OBJECTIVE: List every line in this data where the string "Messa" occurs.

Extracted records:

_ _ _

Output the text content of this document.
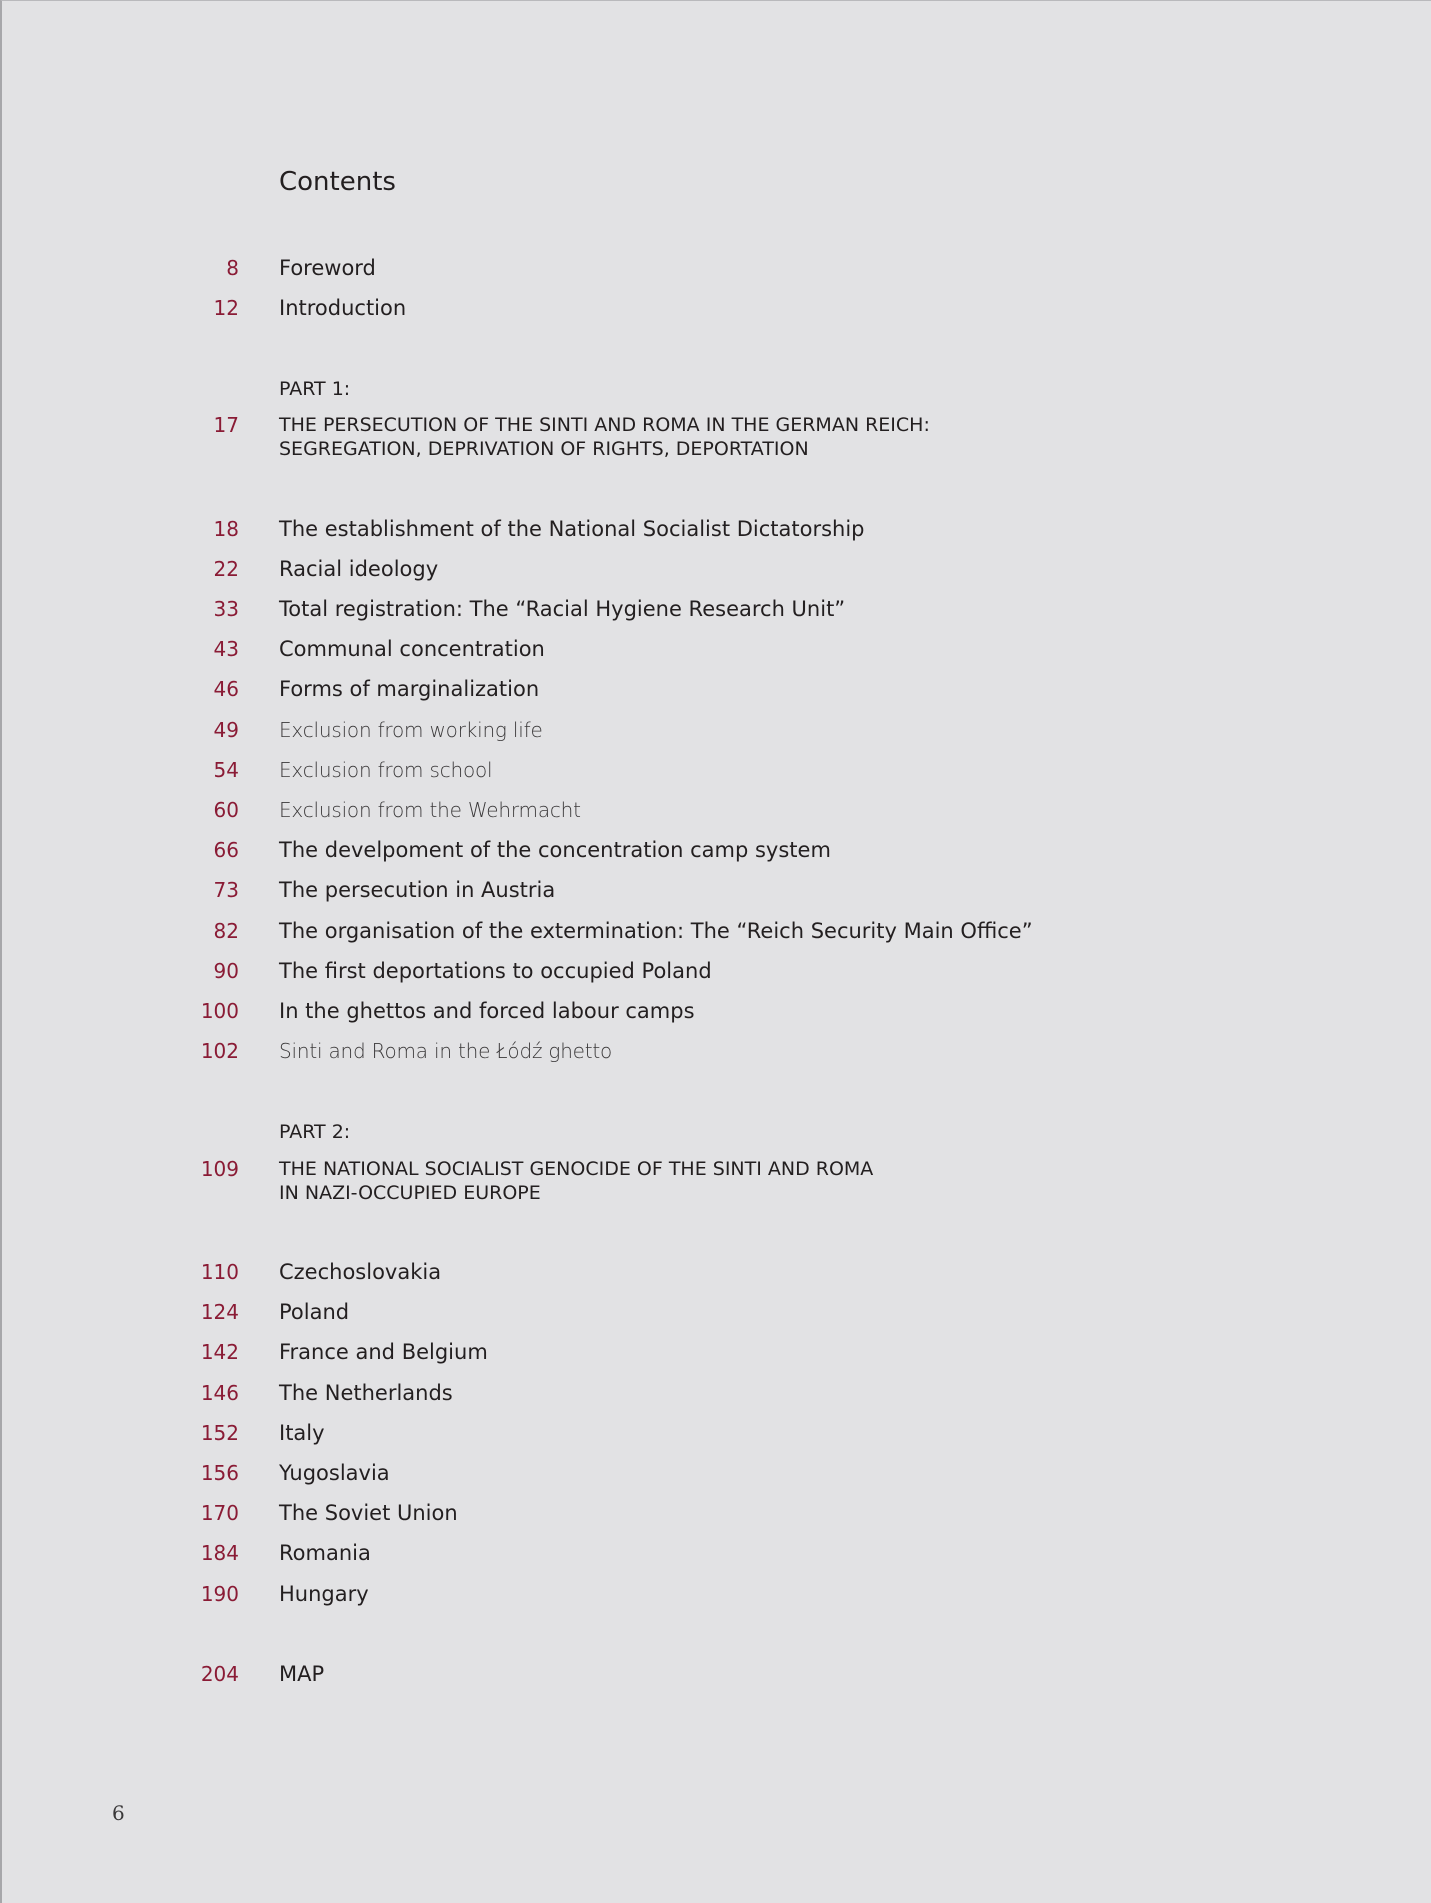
Contents
8 Foreword
12 Introduction
PART 1:
17 THE PERSECUTION OF THE SINTI AND ROMA IN THE GERMAN REICH:
SEGREGATION, DEPRIVATION OF RIGHTS, DEPORTATION
18 The establishment of the National Socialist Dictatorship
22 Racial ideology
33 Total registration: The “Racial Hygiene Research Unit”
43 Communal concentration
46 Forms of marginalization
49 Exclusion from working life
54 Exclusion from school
60 Exclusion from the Wehrmacht
66 The develpoment of the concentration camp system
73 The persecution in Austria
82 The organisation of the extermination: The “Reich Security Main Office”
90 The first deportations to occupied Poland
100 In the ghettos and forced labour camps
102 Sinti and Roma in the Łódź ghetto
PART 2:
109 THE NATIONAL SOCIALIST GENOCIDE OF THE SINTI AND ROMA
IN NAZI-OCCUPIED EUROPE
110 Czechoslovakia
124 Poland
142 France and Belgium
146 The Netherlands
152 Italy
156 Yugoslavia
170 The Soviet Union
184 Romania
190 Hungary
204 MAP
6
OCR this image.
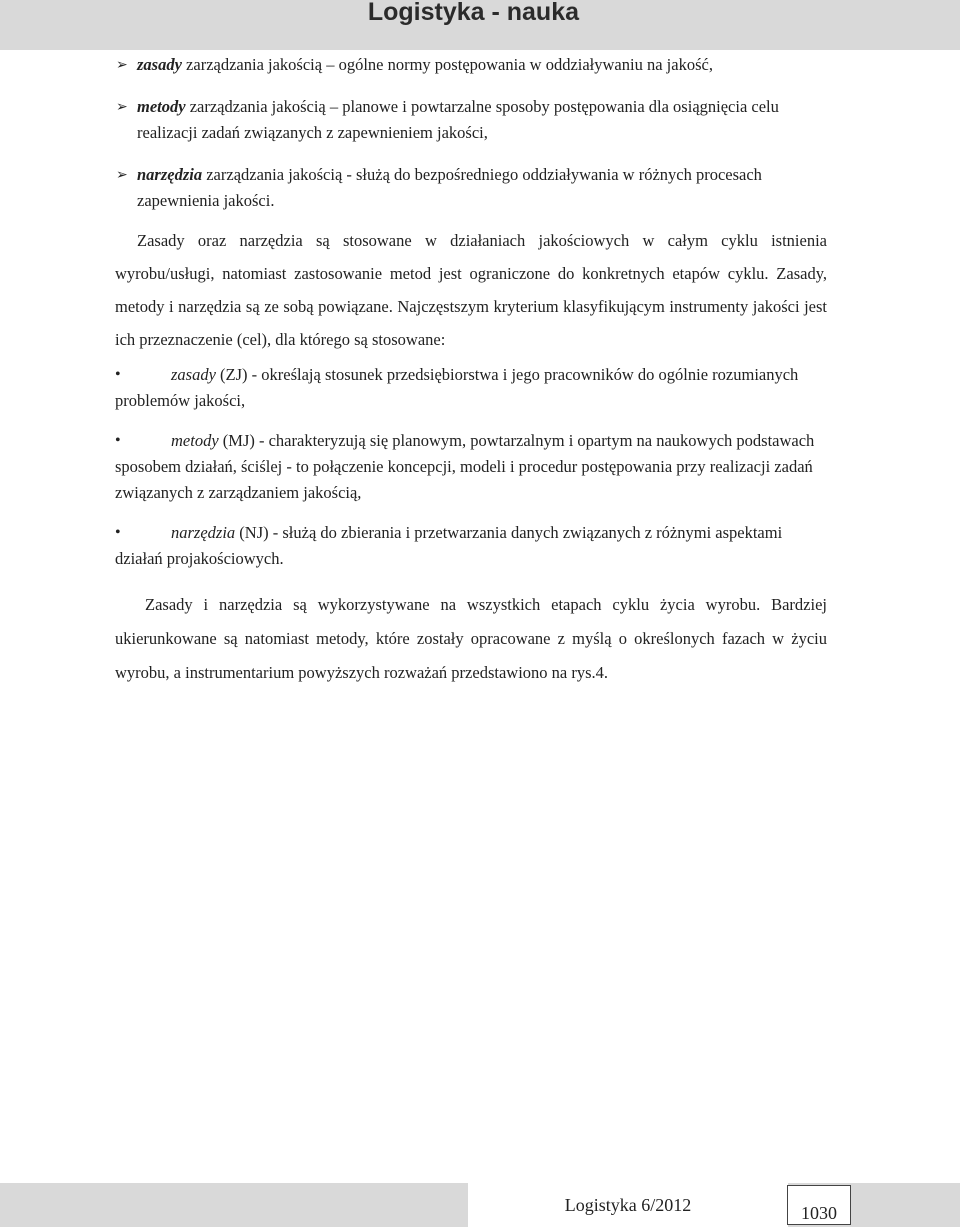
Logistyka - nauka
➢ zasady zarządzania jakością – ogólne normy postępowania w oddziaływaniu na jakość,
➢ metody zarządzania jakością – planowe i powtarzalne sposoby postępowania dla osiągnięcia celu realizacji zadań związanych z zapewnieniem jakości,
➢ narzędzia zarządzania jakością - służą do bezpośredniego oddziaływania w różnych procesach zapewnienia jakości.
Zasady oraz narzędzia są stosowane w działaniach jakościowych w całym cyklu istnienia wyrobu/usługi, natomiast zastosowanie metod jest ograniczone do konkretnych etapów cyklu. Zasady, metody i narzędzia są ze sobą powiązane. Najczęstszym kryterium klasyfikującym instrumenty jakości jest ich przeznaczenie (cel), dla którego są stosowane:
•	zasady (ZJ) - określają stosunek przedsiębiorstwa i jego pracowników do ogólnie rozumianych problemów jakości,
•	metody (MJ) - charakteryzują się planowym, powtarzalnym i opartym na naukowych podstawach sposobem działań, ściślej - to połączenie koncepcji, modeli i procedur postępowania przy realizacji zadań związanych z zarządzaniem jakością,
•	narzędzia (NJ) - służą do zbierania i przetwarzania danych związanych z różnymi aspektami działań projakościowych.
Zasady i narzędzia są wykorzystywane na wszystkich etapach cyklu życia wyrobu. Bardziej ukierunkowane są natomiast metody, które zostały opracowane z myślą o określonych fazach w życiu wyrobu, a instrumentarium powyższych rozważań przedstawiono na rys.4.
Logistyka 6/2012	1030
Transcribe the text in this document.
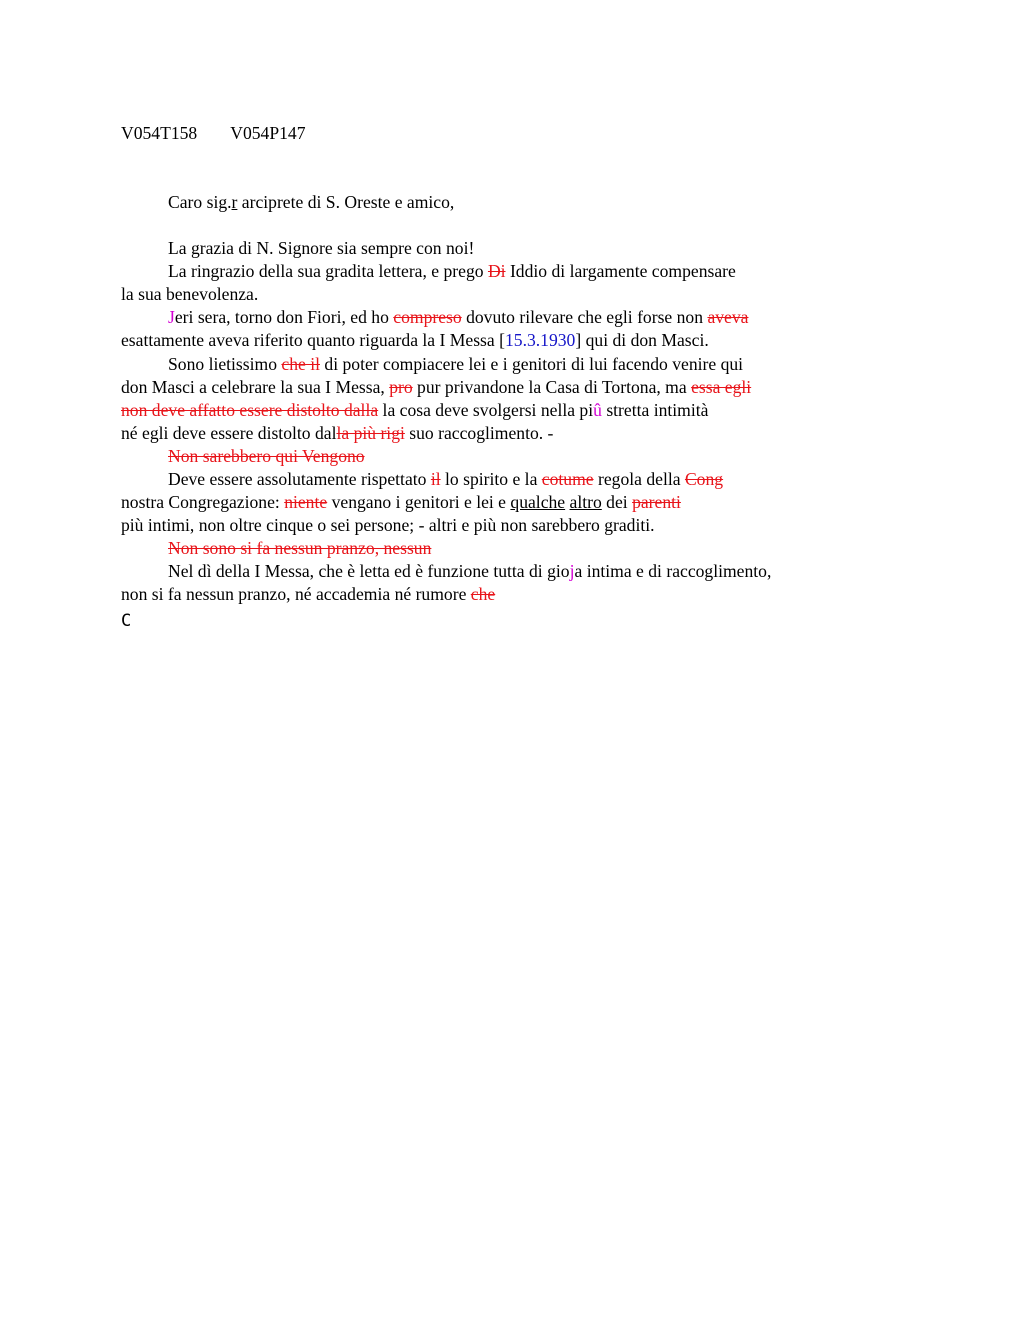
V054T158 V054P147
Caro sig.r arciprete di S. Oreste e amico,
La grazia di N. Signore sia sempre con noi!
La ringrazio della sua gradita lettera, e prego Di Iddio di largamente compensare
la sua benevolenza.
Jeri sera, torno don Fiori, ed ho compreso dovuto rilevare che egli forse non aveva
esattamente aveva riferito quanto riguarda la I Messa [15.3.1930] qui di don Masci.
Sono lietissimo che il di poter compiacere lei e i genitori di lui facendo venire qui
don Masci a celebrare la sua I Messa, pro pur privandone la Casa di Tortona, ma essa egli
non deve affatto essere distolto dalla la cosa deve svolgersi nella piû stretta intimità
né egli deve essere distolto dalla più rigi suo raccoglimento. -
Non sarebbero qui Vengono
Deve essere assolutamente rispettato il lo spirito e la cotume regola della Cong
nostra Congregazione: niente vengano i genitori e lei e qualche altro dei parenti
più intimi, non oltre cinque o sei persone; - altri e più non sarebbero graditi.
Non sono si fa nessun pranzo, nessun
Nel dì della I Messa, che è letta ed è funzione tutta di gioja intima e di raccoglimento,
non si fa nessun pranzo, né accademia né rumore che
C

_ _ _

SOLUTION TO THE PROBLEM:
esattamente aveva riferito quanto riguarda la I Messa [15.3.1930] qui di don Masci.
don Masci a celebrare la sua I Messa, pro pur privandone la Casa di Tortona, ma essa egli
Nel dì della I Messa, che è letta ed è funzione tutta di gioja intima e di raccoglimento,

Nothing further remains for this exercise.